— Your task —
Only the pictures are to be left out; write out the rest of the data exactly.

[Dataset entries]
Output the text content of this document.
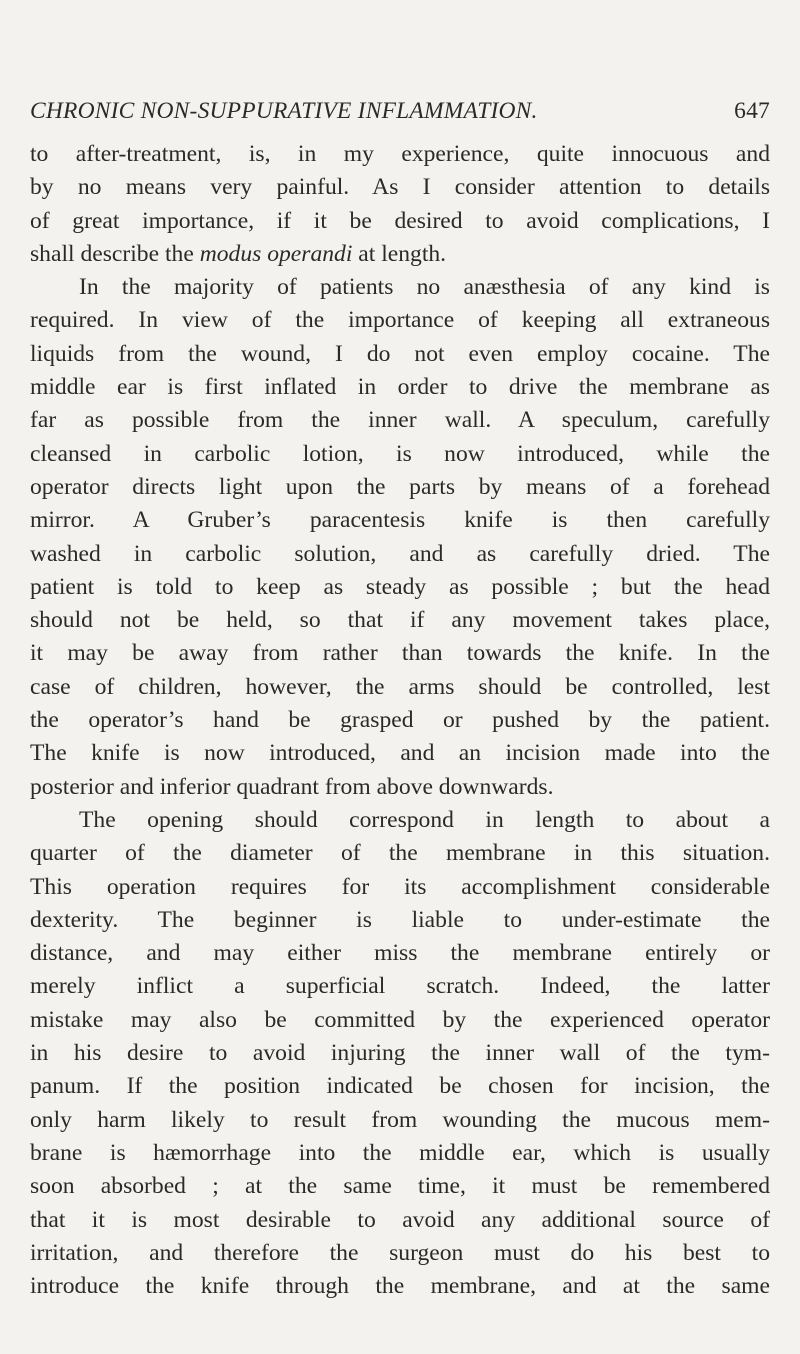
CHRONIC NON-SUPPURATIVE INFLAMMATION.	647

to after-treatment, is, in my experience, quite innocuous and
by no means very painful. As I consider attention to details
of great importance, if it be desired to avoid complications, I
shall describe the modus operandi at length.

In the majority of patients no anæsthesia of any kind is
required. In view of the importance of keeping all extraneous
liquids from the wound, I do not even employ cocaine. The
middle ear is first inflated in order to drive the membrane as
far as possible from the inner wall. A speculum, carefully
cleansed in carbolic lotion, is now introduced, while the
operator directs light upon the parts by means of a forehead
mirror. A Gruber’s paracentesis knife is then carefully
washed in carbolic solution, and as carefully dried. The
patient is told to keep as steady as possible ; but the head
should not be held, so that if any movement takes place,
it may be away from rather than towards the knife. In the
case of children, however, the arms should be controlled, lest
the operator’s hand be grasped or pushed by the patient.
The knife is now introduced, and an incision made into the
posterior and inferior quadrant from above downwards.

The opening should correspond in length to about a
quarter of the diameter of the membrane in this situation.
This operation requires for its accomplishment considerable
dexterity. The beginner is liable to under-estimate the
distance, and may either miss the membrane entirely or
merely inflict a superficial scratch. Indeed, the latter
mistake may also be committed by the experienced operator
in his desire to avoid injuring the inner wall of the tym-
panum. If the position indicated be chosen for incision, the
only harm likely to result from wounding the mucous mem-
brane is hæmorrhage into the middle ear, which is usually
soon absorbed ; at the same time, it must be remembered
that it is most desirable to avoid any additional source of
irritation, and therefore the surgeon must do his best to
introduce the knife through the membrane, and at the same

— Worked solution —
Output the text content of this document.
CHRONIC NON-SUPPURATIVE INFLAMMATION.	647

to after-treatment, is, in my experience, quite innocuous and
by no means very painful. As I consider attention to details
of great importance, if it be desired to avoid complications, I
shall describe the modus operandi at length.

In the majority of patients no anæsthesia of any kind is
required. In view of the importance of keeping all extraneous
liquids from the wound, I do not even employ cocaine. The
middle ear is first inflated in order to drive the membrane as
far as possible from the inner wall. A speculum, carefully
cleansed in carbolic lotion, is now introduced, while the
operator directs light upon the parts by means of a forehead
mirror. A Gruber’s paracentesis knife is then carefully
washed in carbolic solution, and as carefully dried. The
patient is told to keep as steady as possible ; but the head
should not be held, so that if any movement takes place,
it may be away from rather than towards the knife. In the
case of children, however, the arms should be controlled, lest
the operator’s hand be grasped or pushed by the patient.
The knife is now introduced, and an incision made into the
posterior and inferior quadrant from above downwards.

The opening should correspond in length to about a
quarter of the diameter of the membrane in this situation.
This operation requires for its accomplishment considerable
dexterity. The beginner is liable to under-estimate the
distance, and may either miss the membrane entirely or
merely inflict a superficial scratch. Indeed, the latter
mistake may also be committed by the experienced operator
in his desire to avoid injuring the inner wall of the tym-
panum. If the position indicated be chosen for incision, the
only harm likely to result from wounding the mucous mem-
brane is hæmorrhage into the middle ear, which is usually
soon absorbed ; at the same time, it must be remembered
that it is most desirable to avoid any additional source of
irritation, and therefore the surgeon must do his best to
introduce the knife through the membrane, and at the same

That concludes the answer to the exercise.